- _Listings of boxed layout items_

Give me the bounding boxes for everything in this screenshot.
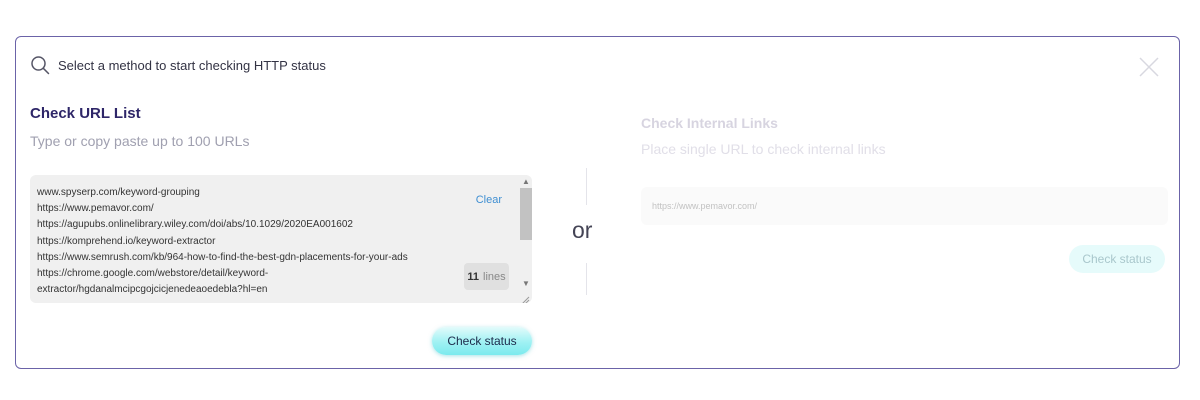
search-prompt: Select a method to start checking HTTP s…: [58, 57, 326, 73]
line-count: 11: [467, 270, 479, 283]
resize-grip-icon[interactable]: [521, 292, 530, 303]
line-count-badge: 11 lines: [464, 263, 509, 290]
url-line: extractor/hgdanalmcipcgojcicjenedeaoedeb…: [37, 284, 268, 296]
or-separator: or: [572, 217, 593, 243]
search-row: Select a method to start checking HTTP s…: [30, 55, 326, 75]
http-status-panel: Select a method to start checking HTTP s…: [15, 36, 1180, 369]
url-line: www.spyserp.com/keyword-grouping: [37, 187, 200, 198]
url-list-subtext: Type or copy paste up to 100 URLs: [30, 133, 250, 149]
url-line: https://chrome.google.com/webstore/detai…: [37, 268, 269, 280]
single-url-input[interactable]: [641, 187, 1168, 225]
close-icon[interactable]: [1137, 55, 1161, 79]
url-line: https://www.semrush.com/kb/964-how-to-fi…: [37, 251, 408, 263]
textarea-scrollbar[interactable]: ▲ ▼: [518, 175, 532, 303]
url-line: https://agupubs.onlinelibrary.wiley.com/…: [37, 219, 353, 231]
divider-bottom: [586, 263, 587, 295]
check-internal-links-button[interactable]: Check status: [1069, 245, 1165, 273]
url-list-textarea[interactable]: www.spyserp.com/keyword-grouping https:/…: [30, 175, 532, 303]
clear-button[interactable]: Clear: [476, 194, 502, 206]
internal-links-heading: Check Internal Links: [641, 115, 778, 131]
url-line: https://komprehend.io/keyword-extractor: [37, 235, 216, 247]
internal-links-subtext: Place single URL to check internal links: [641, 141, 886, 157]
scroll-up-icon[interactable]: ▲: [520, 177, 532, 187]
scroll-thumb[interactable]: [520, 188, 532, 240]
search-icon: [30, 55, 50, 75]
url-list-section: Check URL List Type or copy paste up to …: [30, 105, 532, 303]
divider-top: [586, 168, 587, 205]
check-url-list-button[interactable]: Check status: [432, 327, 532, 355]
url-lines: www.spyserp.com/keyword-grouping https:/…: [37, 185, 477, 298]
url-list-heading: Check URL List: [30, 105, 141, 122]
line-unit: lines: [483, 270, 506, 283]
scroll-down-icon[interactable]: ▼: [520, 279, 532, 289]
url-line: https://www.pemavor.com/: [37, 203, 154, 215]
internal-links-section: Check Internal Links Place single URL to…: [641, 115, 1168, 225]
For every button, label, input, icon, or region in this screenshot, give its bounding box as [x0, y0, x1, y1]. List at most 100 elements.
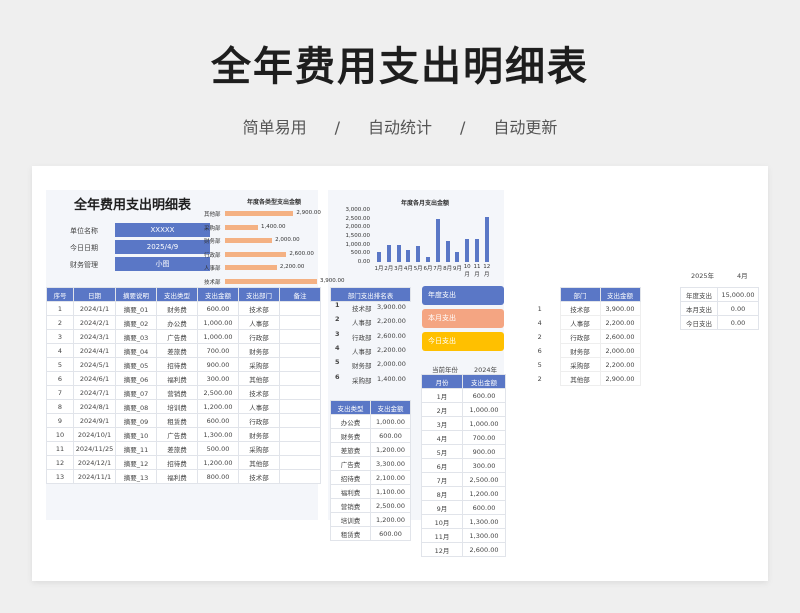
kpi-card[interactable]: 年度支出: [422, 286, 504, 305]
table-cell[interactable]: 10月: [421, 514, 463, 529]
table-cell[interactable]: 人事部: [238, 399, 280, 414]
table-cell[interactable]: 福利费: [156, 371, 198, 386]
table-cell[interactable]: 1,000.00: [462, 402, 506, 417]
table-cell[interactable]: 900.00: [197, 357, 239, 372]
table-cell[interactable]: 3,300.00: [370, 456, 411, 471]
table-cell[interactable]: 人事部: [238, 315, 280, 330]
table-cell[interactable]: 营销费: [156, 385, 198, 400]
table-cell[interactable]: 摘要_02: [115, 315, 157, 330]
table-cell[interactable]: 培训费: [156, 399, 198, 414]
table-cell[interactable]: 行政部: [238, 413, 280, 428]
table-cell[interactable]: 技术部: [238, 301, 280, 316]
table-cell[interactable]: 1月: [421, 388, 463, 403]
table-cell[interactable]: 600.00: [370, 526, 411, 541]
table-cell[interactable]: 摘要_13: [115, 469, 157, 484]
info-value[interactable]: 小图: [115, 257, 210, 271]
table-cell[interactable]: 800.00: [197, 469, 239, 484]
table-cell[interactable]: 2024/6/1: [73, 371, 116, 386]
table-cell[interactable]: 今日支出: [680, 315, 718, 330]
table-cell[interactable]: 10: [46, 427, 74, 442]
table-cell[interactable]: 0.00: [717, 301, 759, 316]
table-cell[interactable]: 1,300.00: [462, 528, 506, 543]
table-cell[interactable]: 2: [520, 371, 560, 386]
table-cell[interactable]: 600.00: [462, 500, 506, 515]
table-cell[interactable]: 摘要_01: [115, 301, 157, 316]
table-cell[interactable]: 8: [46, 399, 74, 414]
table-cell[interactable]: 300.00: [462, 458, 506, 473]
table-cell[interactable]: 培训费: [330, 512, 371, 527]
table-cell[interactable]: 2024/8/1: [73, 399, 116, 414]
table-cell[interactable]: 7月: [421, 472, 463, 487]
table-cell[interactable]: 技术部: [559, 301, 601, 316]
table-cell[interactable]: [279, 441, 321, 456]
table-cell[interactable]: 2,500.00: [462, 472, 506, 487]
table-cell[interactable]: 1,200.00: [370, 442, 411, 457]
table-cell[interactable]: 差旅费: [156, 343, 198, 358]
table-cell[interactable]: 福利费: [156, 469, 198, 484]
table-cell[interactable]: 1,000.00: [197, 315, 239, 330]
table-cell[interactable]: 差旅费: [330, 442, 371, 457]
table-cell[interactable]: 2024/3/1: [73, 329, 116, 344]
table-cell[interactable]: 2: [46, 315, 74, 330]
table-cell[interactable]: 600.00: [197, 413, 239, 428]
table-cell[interactable]: 2,100.00: [370, 470, 411, 485]
table-cell[interactable]: 摘要_11: [115, 441, 157, 456]
table-cell[interactable]: 摘要_07: [115, 385, 157, 400]
table-cell[interactable]: 9: [46, 413, 74, 428]
table-cell[interactable]: 摘要_03: [115, 329, 157, 344]
table-cell[interactable]: 700.00: [197, 343, 239, 358]
table-cell[interactable]: 2024/7/1: [73, 385, 116, 400]
table-cell[interactable]: 1,100.00: [370, 484, 411, 499]
table-cell[interactable]: 2,600.00: [462, 542, 506, 557]
table-cell[interactable]: 1: [46, 301, 74, 316]
table-cell[interactable]: 财务费: [330, 428, 371, 443]
table-cell[interactable]: 办公费: [330, 414, 371, 429]
table-cell[interactable]: 技术部: [238, 469, 280, 484]
table-cell[interactable]: 1,200.00: [197, 399, 239, 414]
table-cell[interactable]: 3月: [421, 416, 463, 431]
kpi-card[interactable]: 今日支出: [422, 332, 504, 351]
table-cell[interactable]: [279, 427, 321, 442]
table-cell[interactable]: 1,000.00: [197, 329, 239, 344]
table-cell[interactable]: 其他部: [238, 371, 280, 386]
table-cell[interactable]: 6月: [421, 458, 463, 473]
table-cell[interactable]: 600.00: [197, 301, 239, 316]
table-cell[interactable]: 摘要_12: [115, 455, 157, 470]
table-cell[interactable]: 广告费: [156, 427, 198, 442]
table-cell[interactable]: 2月: [421, 402, 463, 417]
table-cell[interactable]: [279, 399, 321, 414]
table-cell[interactable]: 2024/11/25: [73, 441, 116, 456]
table-cell[interactable]: 营销费: [330, 498, 371, 513]
table-cell[interactable]: 办公费: [156, 315, 198, 330]
table-cell[interactable]: 广告费: [156, 329, 198, 344]
table-cell[interactable]: 5: [520, 357, 560, 372]
table-cell[interactable]: 500.00: [197, 441, 239, 456]
table-cell[interactable]: 1,000.00: [370, 414, 411, 429]
table-cell[interactable]: [279, 455, 321, 470]
table-cell[interactable]: 人事部: [559, 315, 601, 330]
table-cell[interactable]: 0.00: [717, 315, 759, 330]
info-value[interactable]: 2025/4/9: [115, 240, 210, 254]
table-cell[interactable]: 2,000.00: [599, 343, 641, 358]
table-cell[interactable]: [279, 469, 321, 484]
table-cell[interactable]: 福利费: [330, 484, 371, 499]
table-cell[interactable]: 年度支出: [680, 287, 718, 302]
table-cell[interactable]: 2,500.00: [370, 498, 411, 513]
table-cell[interactable]: 600.00: [462, 388, 506, 403]
table-cell[interactable]: 2024/5/1: [73, 357, 116, 372]
table-cell[interactable]: 其他部: [238, 455, 280, 470]
table-cell[interactable]: 4: [520, 315, 560, 330]
table-cell[interactable]: 600.00: [370, 428, 411, 443]
table-cell[interactable]: [279, 385, 321, 400]
table-cell[interactable]: 采购部: [559, 357, 601, 372]
table-cell[interactable]: 1,200.00: [197, 455, 239, 470]
table-cell[interactable]: 2024/12/1: [73, 455, 116, 470]
table-cell[interactable]: 3: [46, 329, 74, 344]
table-cell[interactable]: 2,200.00: [599, 357, 641, 372]
table-cell[interactable]: 摘要_04: [115, 343, 157, 358]
table-cell[interactable]: 2024/2/1: [73, 315, 116, 330]
table-cell[interactable]: 采购部: [238, 357, 280, 372]
table-cell[interactable]: 700.00: [462, 430, 506, 445]
table-cell[interactable]: 2024/10/1: [73, 427, 116, 442]
table-cell[interactable]: 差旅费: [156, 441, 198, 456]
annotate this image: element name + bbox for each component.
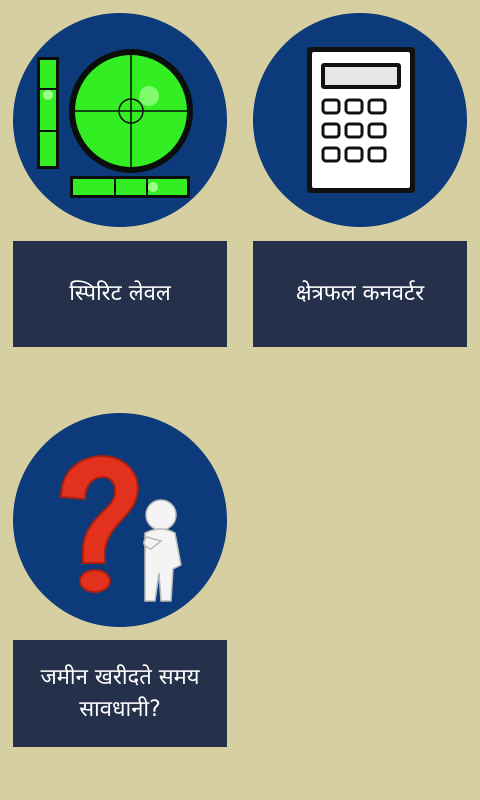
spirit-level-button[interactable]: स्पिरिट लेवल [13,241,227,347]
spirit-level-label: स्पिरिट लेवल [69,281,171,307]
question-person-icon[interactable] [13,413,227,627]
area-converter-button[interactable]: क्षेत्रफल कनवर्टर [253,241,467,347]
spirit-level-icon[interactable] [13,13,227,227]
land-buying-tips-button[interactable]: जमीन खरीदते समय सावधानी? [13,640,227,747]
land-buying-tips-label: जमीन खरीदते समय सावधानी? [40,664,200,722]
calculator-icon[interactable] [253,13,467,227]
area-converter-label: क्षेत्रफल कनवर्टर [295,281,425,307]
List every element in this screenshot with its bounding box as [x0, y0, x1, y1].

- _Task goal_
Copy the entries above word for word, beginning at the line containing "spirit-level-button[interactable]: स्पिरिट लेवल" and continuing through the final line.

- _Result for this task_
spirit-level-button[interactable]: स्पिरिट लेवल [13,241,227,347]
spirit-level-label: स्पिरिट लेवल [69,281,171,307]
question-person-icon[interactable] [13,413,227,627]
area-converter-button[interactable]: क्षेत्रफल कनवर्टर [253,241,467,347]
spirit-level-icon[interactable] [13,13,227,227]
land-buying-tips-button[interactable]: जमीन खरीदते समय सावधानी? [13,640,227,747]
land-buying-tips-label: जमीन खरीदते समय सावधानी? [40,664,200,722]
calculator-icon[interactable] [253,13,467,227]
area-converter-label: क्षेत्रफल कनवर्टर [295,281,425,307]
List every element in this screenshot with its bounding box as [x0, y0, x1, y1].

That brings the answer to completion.